Figure content listings
= = = =

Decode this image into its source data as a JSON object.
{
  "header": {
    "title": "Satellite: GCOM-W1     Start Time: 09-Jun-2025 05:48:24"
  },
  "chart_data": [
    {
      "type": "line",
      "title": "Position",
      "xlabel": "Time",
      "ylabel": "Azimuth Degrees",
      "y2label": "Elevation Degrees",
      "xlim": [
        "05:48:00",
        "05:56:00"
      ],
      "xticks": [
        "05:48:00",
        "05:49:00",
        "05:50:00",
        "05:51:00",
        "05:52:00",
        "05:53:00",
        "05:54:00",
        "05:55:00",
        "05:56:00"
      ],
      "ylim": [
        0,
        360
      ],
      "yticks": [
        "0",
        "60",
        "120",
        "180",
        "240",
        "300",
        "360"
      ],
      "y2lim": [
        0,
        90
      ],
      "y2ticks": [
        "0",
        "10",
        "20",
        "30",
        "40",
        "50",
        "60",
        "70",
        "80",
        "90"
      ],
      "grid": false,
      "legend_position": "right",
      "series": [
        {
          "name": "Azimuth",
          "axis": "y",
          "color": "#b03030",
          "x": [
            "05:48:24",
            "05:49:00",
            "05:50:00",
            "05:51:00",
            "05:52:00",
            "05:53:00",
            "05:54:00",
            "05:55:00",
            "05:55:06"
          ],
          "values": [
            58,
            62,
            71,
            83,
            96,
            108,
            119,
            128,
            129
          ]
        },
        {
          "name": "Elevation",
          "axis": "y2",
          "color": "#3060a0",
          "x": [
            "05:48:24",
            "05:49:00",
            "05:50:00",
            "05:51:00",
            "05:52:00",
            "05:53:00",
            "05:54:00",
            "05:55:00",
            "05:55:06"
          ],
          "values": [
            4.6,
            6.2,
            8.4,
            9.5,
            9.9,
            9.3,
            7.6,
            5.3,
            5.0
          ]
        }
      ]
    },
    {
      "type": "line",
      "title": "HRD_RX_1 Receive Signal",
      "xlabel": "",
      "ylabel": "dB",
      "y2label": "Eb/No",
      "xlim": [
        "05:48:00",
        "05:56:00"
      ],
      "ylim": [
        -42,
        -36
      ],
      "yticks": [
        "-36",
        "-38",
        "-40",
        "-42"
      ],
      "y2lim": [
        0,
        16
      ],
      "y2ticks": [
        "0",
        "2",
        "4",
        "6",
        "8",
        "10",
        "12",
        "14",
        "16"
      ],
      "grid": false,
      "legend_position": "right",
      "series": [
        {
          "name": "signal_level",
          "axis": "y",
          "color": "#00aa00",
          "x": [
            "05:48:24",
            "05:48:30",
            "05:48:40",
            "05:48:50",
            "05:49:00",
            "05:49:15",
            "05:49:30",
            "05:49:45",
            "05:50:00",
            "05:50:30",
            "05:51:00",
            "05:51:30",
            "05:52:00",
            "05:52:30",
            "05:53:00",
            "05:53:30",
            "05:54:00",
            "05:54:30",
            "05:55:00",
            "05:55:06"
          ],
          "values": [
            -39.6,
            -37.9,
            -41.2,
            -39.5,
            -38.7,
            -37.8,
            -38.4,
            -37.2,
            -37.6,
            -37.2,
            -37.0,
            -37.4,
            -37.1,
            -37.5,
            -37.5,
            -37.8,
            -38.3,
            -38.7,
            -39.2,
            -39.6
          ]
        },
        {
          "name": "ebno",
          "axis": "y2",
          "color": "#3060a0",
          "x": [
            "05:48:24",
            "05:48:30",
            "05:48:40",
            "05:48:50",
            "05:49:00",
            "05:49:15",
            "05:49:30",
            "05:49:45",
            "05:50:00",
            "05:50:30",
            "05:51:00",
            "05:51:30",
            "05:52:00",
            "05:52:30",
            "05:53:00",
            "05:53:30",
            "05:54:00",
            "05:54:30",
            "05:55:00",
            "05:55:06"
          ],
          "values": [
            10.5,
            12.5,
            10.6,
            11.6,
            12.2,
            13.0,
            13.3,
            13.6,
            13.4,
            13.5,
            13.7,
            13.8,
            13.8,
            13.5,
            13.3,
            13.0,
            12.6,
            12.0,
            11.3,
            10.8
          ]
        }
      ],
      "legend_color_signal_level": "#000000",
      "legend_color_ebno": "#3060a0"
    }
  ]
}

= = = =

**Short problem**: Gather from the entries above all lines that include the string "title".

**The completed task**:
    "title": "Satellite: GCOM-W1     Start Time: 09-Jun-2025 05:48:24"
      "title": "Position",
      "title": "HRD_RX_1 Receive Signal",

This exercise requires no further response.